— start —

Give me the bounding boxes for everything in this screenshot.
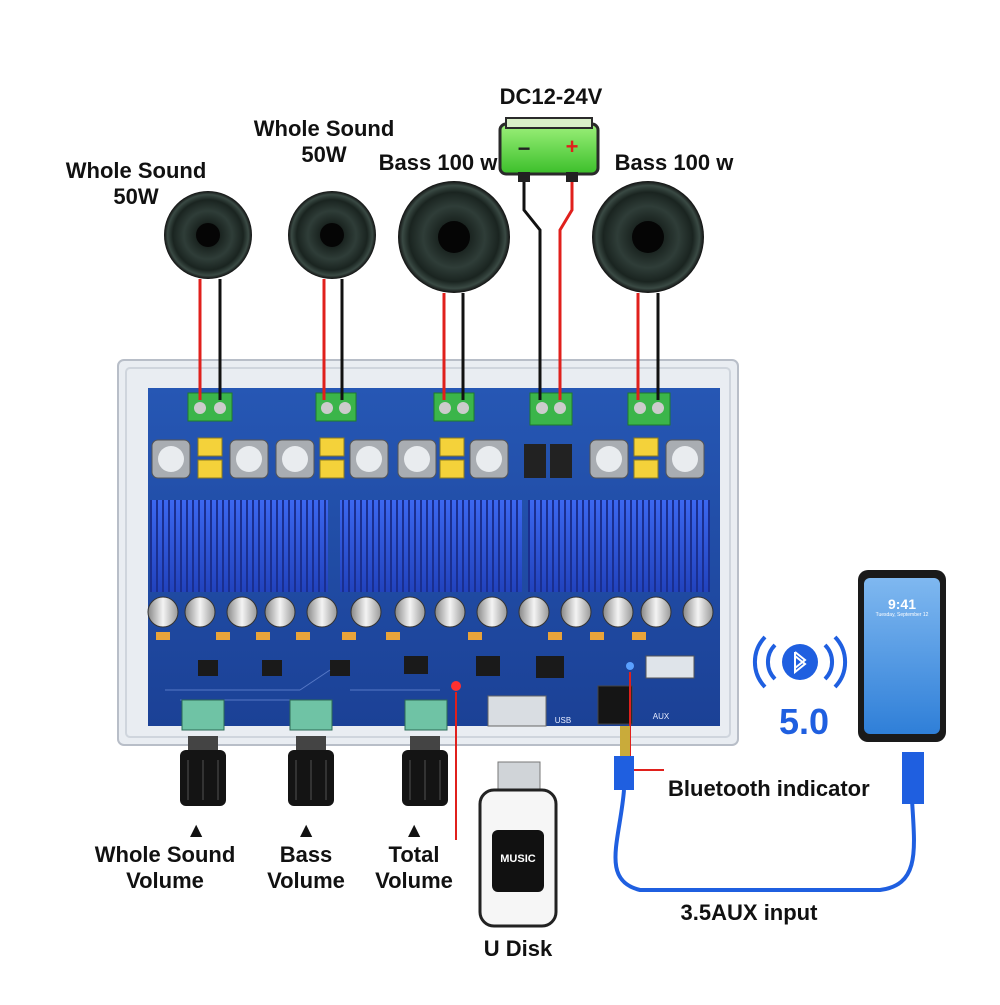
usb-port: [487, 695, 547, 727]
knob-arrow-3: ▲: [408, 820, 421, 839]
aux-jack: [597, 685, 633, 725]
bluetooth-module: [645, 655, 695, 679]
knob-arrow-2: ▲: [300, 820, 313, 839]
speaker-wires: [198, 279, 660, 400]
speaker-label-1: Whole Sound 50W: [56, 158, 216, 210]
speaker-label-2-line2: 50W: [301, 142, 347, 167]
power-wires: [522, 182, 574, 400]
potentiometers: [181, 699, 448, 731]
phone-time: 9:41: [887, 596, 917, 612]
speakers: [164, 181, 704, 293]
speaker-label-2-line1: Whole Sound: [253, 116, 395, 141]
knob-label-2: Bass Volume: [256, 842, 356, 894]
knob-label-1-line1: Whole Sound: [94, 842, 236, 867]
smartphone: [858, 570, 946, 742]
power-battery: [498, 117, 600, 182]
speaker-label-1-line2: 50W: [113, 184, 159, 209]
speaker-label-4: Bass 100 w: [614, 150, 734, 175]
usb-disk-badge: MUSIC: [500, 853, 536, 865]
knob-label-1: Whole Sound Volume: [80, 842, 250, 894]
aux-input-label: 3.5AUX input: [680, 900, 818, 925]
knob-arrow-1: ▲: [190, 820, 203, 839]
speaker-label-3: Bass 100 w: [378, 150, 498, 175]
board-usb-text: USB: [554, 716, 572, 725]
bluetooth-indicator-label: Bluetooth indicator: [668, 776, 870, 801]
chips: [198, 656, 564, 678]
bluetooth-version: 5.0: [778, 701, 830, 742]
phone-date: Tuesday, September 12: [875, 612, 929, 618]
capacitors: [147, 596, 714, 640]
power-minus-sign: −: [517, 136, 531, 161]
heatsinks: [150, 500, 710, 592]
bluetooth-led: [626, 662, 634, 670]
volume-knobs: [180, 736, 448, 806]
knob-label-3: Total Volume: [364, 842, 464, 894]
knob-label-2-line2: Volume: [267, 868, 345, 893]
usb-disk: [478, 761, 558, 928]
knob-label-3-line1: Total: [388, 842, 440, 867]
board-aux-text: AUX: [652, 712, 670, 721]
bluetooth-symbol: [752, 635, 848, 689]
aux-cable: [613, 726, 924, 892]
inductors: [151, 437, 705, 479]
usb-disk-label: U Disk: [483, 936, 553, 961]
power-plus-sign: +: [565, 134, 579, 159]
red-led: [451, 681, 461, 691]
speaker-label-1-line1: Whole Sound: [65, 158, 207, 183]
screw-terminals: [187, 392, 671, 426]
speaker-label-2: Whole Sound 50W: [244, 116, 404, 168]
knob-label-2-line1: Bass: [279, 842, 333, 867]
power-label: DC12-24V: [499, 84, 603, 109]
knob-label-3-line2: Volume: [375, 868, 453, 893]
knob-label-1-line2: Volume: [126, 868, 204, 893]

— end —

Turn every line of the items above into a JSON list of strings, one string per line, leaving out blank lines and pictures.

[
  "Give me the bounding boxes for everything in this screenshot.",
  "usb-port: [487, 695, 547, 727]",
  "knob-arrow-3: ▲: [408, 820, 421, 839]",
  "aux-jack: [597, 685, 633, 725]",
  "bluetooth-module: [645, 655, 695, 679]",
  "knob-arrow-2: ▲: [300, 820, 313, 839]",
  "speaker-wires: [198, 279, 660, 400]",
  "speaker-label-1: Whole Sound 50W: [56, 158, 216, 210]",
  "speaker-label-2-line2: 50W: [301, 142, 347, 167]",
  "power-wires: [522, 182, 574, 400]",
  "potentiometers: [181, 699, 448, 731]",
  "phone-time: 9:41: [887, 596, 917, 612]",
  "speakers: [164, 181, 704, 293]",
  "speaker-label-2-line1: Whole Sound: [253, 116, 395, 141]",
  "knob-label-2: Bass Volume: [256, 842, 356, 894]",
  "knob-label-1-line1: Whole Sound: [94, 842, 236, 867]",
  "smartphone: [858, 570, 946, 742]",
  "power-battery: [498, 117, 600, 182]",
  "speaker-label-1-line2: 50W: [113, 184, 159, 209]",
  "speaker-label-4: Bass 100 w: [614, 150, 734, 175]",
  "usb-disk-badge: MUSIC: [500, 853, 536, 865]",
  "knob-label-1: Whole Sound Volume: [80, 842, 250, 894]",
  "aux-input-label: 3.5AUX input: [680, 900, 818, 925]",
  "knob-arrow-1: ▲: [190, 820, 203, 839]",
  "speaker-label-3: Bass 100 w: [378, 150, 498, 175]",
  "board-usb-text: USB: [554, 716, 572, 725]",
  "bluetooth-indicator-label: Bluetooth indicator: [668, 776, 870, 801]",
  "chips: [198, 656, 564, 678]",
  "bluetooth-version: 5.0: [778, 701, 830, 742]",
  "phone-date: Tuesday, September 12: [875, 612, 929, 618]",
  "capacitors: [147, 596, 714, 640]",
  "power-minus-sign: −: [517, 136, 531, 161]",
  "heatsinks: [150, 500, 710, 592]",
  "bluetooth-led: [626, 662, 634, 670]",
  "volume-knobs: [180, 736, 448, 806]",
  "knob-label-3: Total Volume: [364, 842, 464, 894]",
  "knob-label-2-line2: Volume: [267, 868, 345, 893]",
  "usb-disk: [478, 761, 558, 928]",
  "knob-label-3-line1: Total: [388, 842, 440, 867]",
  "board-aux-text: AUX: [652, 712, 670, 721]",
  "bluetooth-symbol: [752, 635, 848, 689]",
  "aux-cable: [613, 726, 924, 892]",
  "inductors: [151, 437, 705, 479]",
  "usb-disk-label: U Disk: [483, 936, 553, 961]",
  "power-plus-sign: +: [565, 134, 579, 159]",
  "red-led: [451, 681, 461, 691]",
  "speaker-label-1-line1: Whole Sound: [65, 158, 207, 183]",
  "screw-terminals: [187, 392, 671, 426]",
  "speaker-label-2: Whole Sound 50W: [244, 116, 404, 168]",
  "knob-label-2-line1: Bass: [279, 842, 333, 867]",
  "power-label: DC12-24V: [499, 84, 603, 109]",
  "knob-label-3-line2: Volume: [375, 868, 453, 893]",
  "knob-label-1-line2: Volume: [126, 868, 204, 893]"
]